====== Record extracts ======
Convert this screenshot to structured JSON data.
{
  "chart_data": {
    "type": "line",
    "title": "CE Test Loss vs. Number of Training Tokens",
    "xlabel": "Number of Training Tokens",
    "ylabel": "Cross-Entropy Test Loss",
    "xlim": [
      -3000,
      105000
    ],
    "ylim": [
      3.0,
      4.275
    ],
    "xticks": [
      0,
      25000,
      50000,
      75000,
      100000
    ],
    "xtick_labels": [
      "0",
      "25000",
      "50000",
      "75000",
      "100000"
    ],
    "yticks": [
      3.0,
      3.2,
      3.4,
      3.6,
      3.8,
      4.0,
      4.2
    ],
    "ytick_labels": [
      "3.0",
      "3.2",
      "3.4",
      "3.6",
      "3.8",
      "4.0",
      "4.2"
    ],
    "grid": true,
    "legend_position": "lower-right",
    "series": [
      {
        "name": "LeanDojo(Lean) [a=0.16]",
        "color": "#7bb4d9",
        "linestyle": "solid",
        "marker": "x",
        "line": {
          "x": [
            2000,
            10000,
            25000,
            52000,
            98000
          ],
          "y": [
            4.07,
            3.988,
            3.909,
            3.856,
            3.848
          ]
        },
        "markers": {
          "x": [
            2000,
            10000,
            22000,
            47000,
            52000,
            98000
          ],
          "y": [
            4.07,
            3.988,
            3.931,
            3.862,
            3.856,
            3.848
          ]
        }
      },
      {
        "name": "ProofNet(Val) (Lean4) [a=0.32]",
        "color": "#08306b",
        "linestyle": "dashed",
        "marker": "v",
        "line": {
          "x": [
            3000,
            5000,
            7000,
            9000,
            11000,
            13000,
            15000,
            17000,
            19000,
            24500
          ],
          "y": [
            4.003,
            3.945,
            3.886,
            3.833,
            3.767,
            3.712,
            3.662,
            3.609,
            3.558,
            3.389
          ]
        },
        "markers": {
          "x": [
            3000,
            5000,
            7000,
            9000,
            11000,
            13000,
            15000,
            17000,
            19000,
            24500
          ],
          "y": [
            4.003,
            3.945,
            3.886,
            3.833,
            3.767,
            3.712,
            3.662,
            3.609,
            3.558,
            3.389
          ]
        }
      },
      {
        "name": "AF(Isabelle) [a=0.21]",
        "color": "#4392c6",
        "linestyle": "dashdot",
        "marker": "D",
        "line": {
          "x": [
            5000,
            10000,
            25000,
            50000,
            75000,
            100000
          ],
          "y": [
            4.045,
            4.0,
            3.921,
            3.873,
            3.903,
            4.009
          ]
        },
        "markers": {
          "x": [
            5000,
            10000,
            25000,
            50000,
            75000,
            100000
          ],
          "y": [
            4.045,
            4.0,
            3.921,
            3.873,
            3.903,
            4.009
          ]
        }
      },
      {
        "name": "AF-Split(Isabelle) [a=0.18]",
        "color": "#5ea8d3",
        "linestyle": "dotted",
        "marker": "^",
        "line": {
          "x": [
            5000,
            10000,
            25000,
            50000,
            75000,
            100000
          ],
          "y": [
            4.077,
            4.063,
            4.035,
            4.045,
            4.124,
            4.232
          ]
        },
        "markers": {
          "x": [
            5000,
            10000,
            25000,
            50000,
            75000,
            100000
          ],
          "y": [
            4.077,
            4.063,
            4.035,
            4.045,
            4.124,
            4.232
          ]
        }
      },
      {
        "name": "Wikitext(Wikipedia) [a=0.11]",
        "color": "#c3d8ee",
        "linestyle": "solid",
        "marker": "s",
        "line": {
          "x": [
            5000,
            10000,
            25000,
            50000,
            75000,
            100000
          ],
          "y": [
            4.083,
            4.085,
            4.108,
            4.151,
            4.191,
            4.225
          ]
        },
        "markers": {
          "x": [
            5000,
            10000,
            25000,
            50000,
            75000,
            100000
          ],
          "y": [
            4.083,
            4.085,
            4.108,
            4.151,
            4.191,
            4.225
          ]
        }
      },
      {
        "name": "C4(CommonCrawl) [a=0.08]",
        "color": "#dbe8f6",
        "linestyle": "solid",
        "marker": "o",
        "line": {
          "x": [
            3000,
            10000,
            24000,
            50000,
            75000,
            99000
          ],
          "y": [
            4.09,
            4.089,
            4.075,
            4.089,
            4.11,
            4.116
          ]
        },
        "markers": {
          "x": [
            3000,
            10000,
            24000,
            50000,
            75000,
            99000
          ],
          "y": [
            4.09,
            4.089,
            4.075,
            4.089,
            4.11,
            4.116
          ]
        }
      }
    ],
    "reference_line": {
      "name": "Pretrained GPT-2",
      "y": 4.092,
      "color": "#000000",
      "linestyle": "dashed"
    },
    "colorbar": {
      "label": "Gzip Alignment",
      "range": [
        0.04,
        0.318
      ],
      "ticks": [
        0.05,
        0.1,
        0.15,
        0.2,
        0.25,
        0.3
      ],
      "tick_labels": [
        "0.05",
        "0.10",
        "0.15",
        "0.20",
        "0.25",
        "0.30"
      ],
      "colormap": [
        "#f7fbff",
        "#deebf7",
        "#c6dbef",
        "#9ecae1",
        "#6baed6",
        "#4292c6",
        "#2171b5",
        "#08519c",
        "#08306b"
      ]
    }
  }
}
======
====== Record extracts ======
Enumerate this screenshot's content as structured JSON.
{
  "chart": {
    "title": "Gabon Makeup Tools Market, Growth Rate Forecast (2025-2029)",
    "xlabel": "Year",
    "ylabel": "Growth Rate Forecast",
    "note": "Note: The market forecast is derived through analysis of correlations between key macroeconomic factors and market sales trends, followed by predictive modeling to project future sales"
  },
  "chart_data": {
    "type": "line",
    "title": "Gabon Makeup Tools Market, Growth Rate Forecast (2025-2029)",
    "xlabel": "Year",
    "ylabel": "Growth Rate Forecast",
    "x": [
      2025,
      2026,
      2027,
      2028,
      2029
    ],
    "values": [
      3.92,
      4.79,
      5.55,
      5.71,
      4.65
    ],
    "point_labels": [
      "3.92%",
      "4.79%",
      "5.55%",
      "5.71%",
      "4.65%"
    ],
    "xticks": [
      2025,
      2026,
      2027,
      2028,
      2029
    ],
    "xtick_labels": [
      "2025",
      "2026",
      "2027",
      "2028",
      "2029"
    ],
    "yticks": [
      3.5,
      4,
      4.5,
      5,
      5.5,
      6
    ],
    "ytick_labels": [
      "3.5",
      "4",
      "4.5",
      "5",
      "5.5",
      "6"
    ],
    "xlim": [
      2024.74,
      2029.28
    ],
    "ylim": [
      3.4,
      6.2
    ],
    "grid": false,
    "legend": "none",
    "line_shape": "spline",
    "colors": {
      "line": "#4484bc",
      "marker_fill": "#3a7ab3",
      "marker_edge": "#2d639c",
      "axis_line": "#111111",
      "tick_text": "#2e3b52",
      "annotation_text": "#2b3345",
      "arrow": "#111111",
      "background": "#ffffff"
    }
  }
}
======
What you need to do: Scan the material above for the string "linestyle" and report each line where you find it.

Solved problem:
        "linestyle": "solid",
        "linestyle": "dashed",
        "linestyle": "dashdot",
        "linestyle": "dotted",
        "linestyle": "solid",
        "linestyle": "solid",
      "linestyle": "dashed"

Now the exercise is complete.